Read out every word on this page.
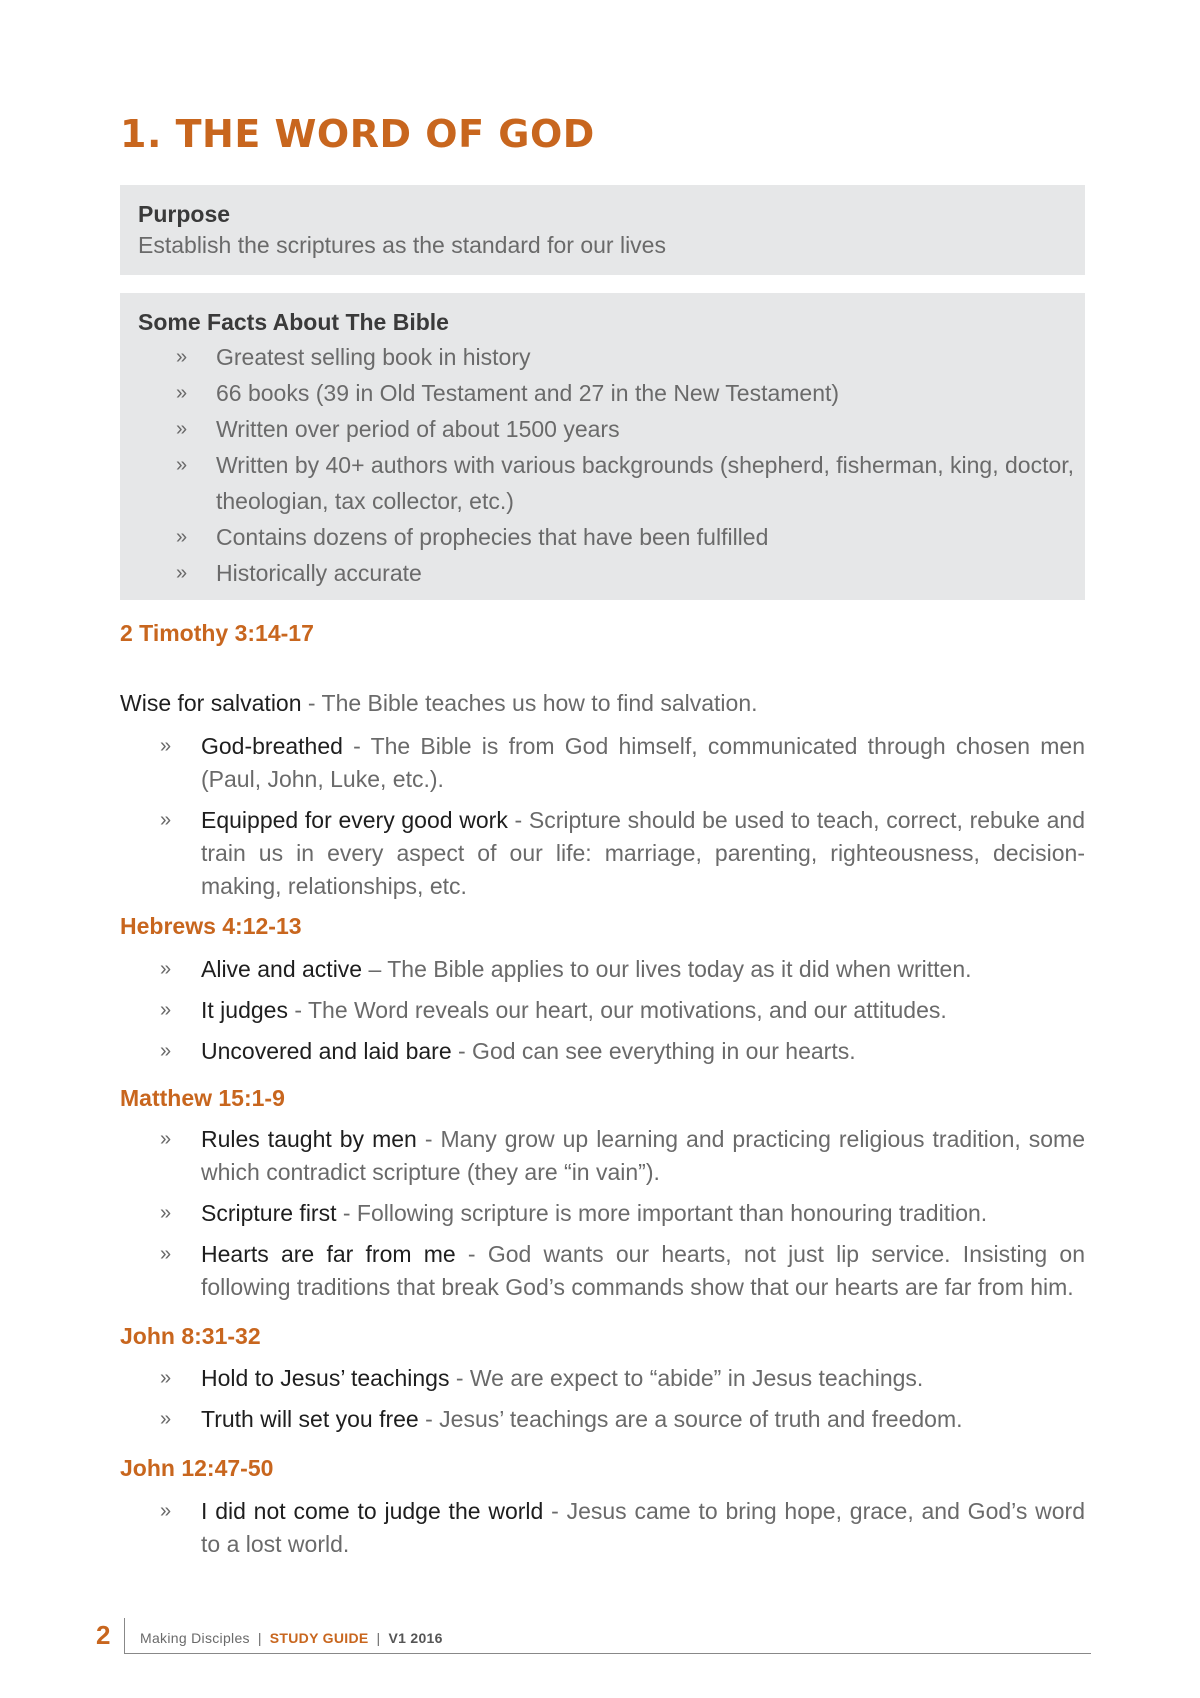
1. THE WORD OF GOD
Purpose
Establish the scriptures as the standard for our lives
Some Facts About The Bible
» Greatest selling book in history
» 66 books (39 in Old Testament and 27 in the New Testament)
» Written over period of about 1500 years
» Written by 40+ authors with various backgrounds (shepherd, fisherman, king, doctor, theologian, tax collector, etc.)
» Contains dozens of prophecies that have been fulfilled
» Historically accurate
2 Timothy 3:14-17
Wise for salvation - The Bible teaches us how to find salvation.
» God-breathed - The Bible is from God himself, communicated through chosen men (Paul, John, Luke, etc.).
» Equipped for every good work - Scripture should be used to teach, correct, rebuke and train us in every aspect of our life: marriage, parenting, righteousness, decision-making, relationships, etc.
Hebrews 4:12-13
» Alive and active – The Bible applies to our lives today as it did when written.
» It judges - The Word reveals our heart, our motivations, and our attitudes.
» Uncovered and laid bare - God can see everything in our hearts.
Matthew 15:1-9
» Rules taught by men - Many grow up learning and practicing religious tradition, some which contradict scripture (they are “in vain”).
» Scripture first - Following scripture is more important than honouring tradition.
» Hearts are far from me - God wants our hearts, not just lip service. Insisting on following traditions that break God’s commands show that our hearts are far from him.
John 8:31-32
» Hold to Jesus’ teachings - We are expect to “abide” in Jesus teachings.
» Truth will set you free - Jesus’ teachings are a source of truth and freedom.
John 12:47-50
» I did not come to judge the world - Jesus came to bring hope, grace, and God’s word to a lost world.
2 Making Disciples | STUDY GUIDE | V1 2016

━━━━━━━━━━

> [Exercise description] Copy out each line of the material that holds the word "hearts".

> [Worked solution]
» Uncovered and laid bare - God can see everything in our hearts.
» Hearts are far from me - God wants our hearts, not just lip service. Insisting on following traditions that break God’s commands show that our hearts are far from him.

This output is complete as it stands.